■ ASSIGNED TASK ■
Across the entries that follow, count the lines with the string "label" and reply with that count alone.

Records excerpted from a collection
-------
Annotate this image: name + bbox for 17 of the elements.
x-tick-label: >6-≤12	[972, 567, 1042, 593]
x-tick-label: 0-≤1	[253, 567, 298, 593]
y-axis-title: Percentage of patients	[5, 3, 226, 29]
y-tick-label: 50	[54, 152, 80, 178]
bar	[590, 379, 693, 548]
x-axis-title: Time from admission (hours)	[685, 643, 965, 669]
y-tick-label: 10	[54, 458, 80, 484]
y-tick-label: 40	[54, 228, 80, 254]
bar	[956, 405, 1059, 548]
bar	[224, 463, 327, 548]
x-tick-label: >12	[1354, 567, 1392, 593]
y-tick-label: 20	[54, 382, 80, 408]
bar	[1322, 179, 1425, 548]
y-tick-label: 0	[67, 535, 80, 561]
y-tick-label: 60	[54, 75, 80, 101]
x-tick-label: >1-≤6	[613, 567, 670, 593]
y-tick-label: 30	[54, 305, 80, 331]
-------
■ TASK OUTPUT ■
11